| What you have to do |
Set down, word for word, the lines from the one holding "Convert this screenshot" to the final line, both included, and skip the pictures.

BEGIN Data provided

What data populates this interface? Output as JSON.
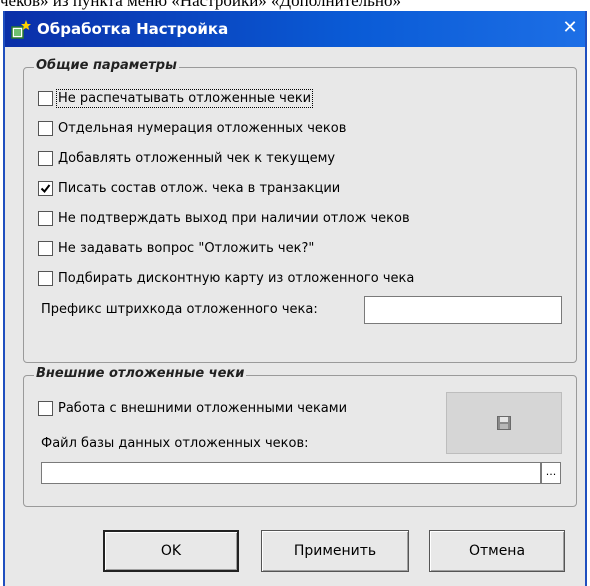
{
  "document": {
    "top_text": "чеков» из пункта меню «Настройки» «Дополнительно»"
  },
  "window": {
    "title": "Обработка  Настройка",
    "close_label": "✕"
  },
  "general": {
    "legend": "Общие параметры",
    "options": [
      {
        "label": "Не распечатывать отложенные чеки",
        "checked": false
      },
      {
        "label": "Отдельная нумерация отложенных чеков",
        "checked": false
      },
      {
        "label": "Добавлять отложенный чек к текущему",
        "checked": false
      },
      {
        "label": "Писать состав отлож. чека в транзакции",
        "checked": true
      },
      {
        "label": "Не подтверждать выход при наличии отлож чеков",
        "checked": false
      },
      {
        "label": "Не задавать вопрос \"Отложить чек?\"",
        "checked": false
      },
      {
        "label": "Подбирать дисконтную карту из отложенного чека",
        "checked": false
      }
    ],
    "prefix_label": "Префикс штрихкода отложенного чека:",
    "prefix_value": ""
  },
  "external": {
    "legend": "Внешние отложенные чеки",
    "option": {
      "label": "Работа с внешними отложенными чеками",
      "checked": false
    },
    "db_file_label": "Файл базы данных отложенных чеков:",
    "db_file_value": "",
    "browse_label": "...",
    "save_icon": "floppy-disk-icon"
  },
  "buttons": {
    "ok": "OK",
    "apply": "Применить",
    "cancel": "Отмена"
  },
  "colors": {
    "titlebar": "#0a2fa8",
    "window_bg": "#e8e8e8"
  }
}
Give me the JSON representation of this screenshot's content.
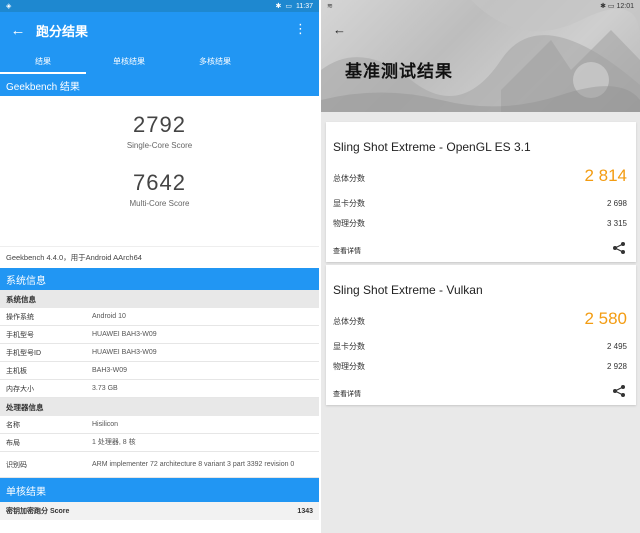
{
  "left": {
    "status_time": "11:37",
    "title": "跑分结果",
    "tabs": [
      "结果",
      "单核结果",
      "多核结果"
    ],
    "section_geekbench": "Geekbench 结果",
    "single_score": "2792",
    "single_label": "Single-Core Score",
    "multi_score": "7642",
    "multi_label": "Multi-Core Score",
    "version_text": "Geekbench 4.4.0，用于Android AArch64",
    "section_sysinfo": "系统信息",
    "subhead_system": "系统信息",
    "sys_rows": [
      {
        "k": "操作系统",
        "v": "Android 10"
      },
      {
        "k": "手机型号",
        "v": "HUAWEI BAH3-W09"
      },
      {
        "k": "手机型号ID",
        "v": "HUAWEI BAH3-W09"
      },
      {
        "k": "主机板",
        "v": "BAH3-W09"
      },
      {
        "k": "内存大小",
        "v": "3.73 GB"
      }
    ],
    "subhead_cpu": "处理器信息",
    "cpu_rows": [
      {
        "k": "名称",
        "v": "Hisilicon"
      },
      {
        "k": "布局",
        "v": "1 处理器, 8 核"
      },
      {
        "k": "识别码",
        "v": "ARM implementer 72 architecture 8 variant 3 part 3392 revision 0"
      }
    ],
    "section_single": "单核结果",
    "bottom_key": "密钥加密跑分 Score",
    "bottom_val": "1343"
  },
  "right": {
    "status_time": "12:01",
    "title": "基准测试结果",
    "cards": [
      {
        "title": "Sling Shot Extreme - OpenGL ES 3.1",
        "total_label": "总体分数",
        "total": "2 814",
        "gpu_label": "显卡分数",
        "gpu": "2 698",
        "phys_label": "物理分数",
        "phys": "3 315",
        "link": "查看详情"
      },
      {
        "title": "Sling Shot Extreme - Vulkan",
        "total_label": "总体分数",
        "total": "2 580",
        "gpu_label": "显卡分数",
        "gpu": "2 495",
        "phys_label": "物理分数",
        "phys": "2 928",
        "link": "查看详情"
      }
    ]
  },
  "colors": {
    "geekbench_blue": "#2196f3",
    "score_orange": "#f39c12"
  }
}
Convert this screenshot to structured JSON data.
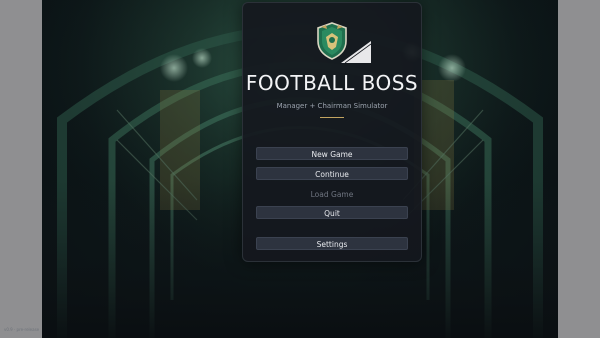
{
  "game": {
    "title": "FOOTBALL BOSS",
    "subtitle": "Manager + Chairman Simulator"
  },
  "menu": {
    "new_game": "New Game",
    "continue": "Continue",
    "load_game": "Load Game",
    "quit": "Quit",
    "settings": "Settings"
  },
  "footer": {
    "version": "v0.9 · pre-release"
  },
  "colors": {
    "accent_gold": "#c2a460",
    "crest_green": "#1f6e4d",
    "button_bg": "#2d333f",
    "panel_bg": "#14181e"
  },
  "icons": {
    "crest": "club-crest-icon"
  }
}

END Data provided

| Answer |
Convert this screenshot to structured JSON data.
{
  "game": {
    "title": "FOOTBALL BOSS",
    "subtitle": "Manager + Chairman Simulator"
  },
  "menu": {
    "new_game": "New Game",
    "continue": "Continue",
    "load_game": "Load Game",
    "quit": "Quit",
    "settings": "Settings"
  },
  "footer": {
    "version": "v0.9 · pre-release"
  },
  "colors": {
    "accent_gold": "#c2a460",
    "crest_green": "#1f6e4d",
    "button_bg": "#2d333f",
    "panel_bg": "#14181e"
  },
  "icons": {
    "crest": "club-crest-icon"
  }
}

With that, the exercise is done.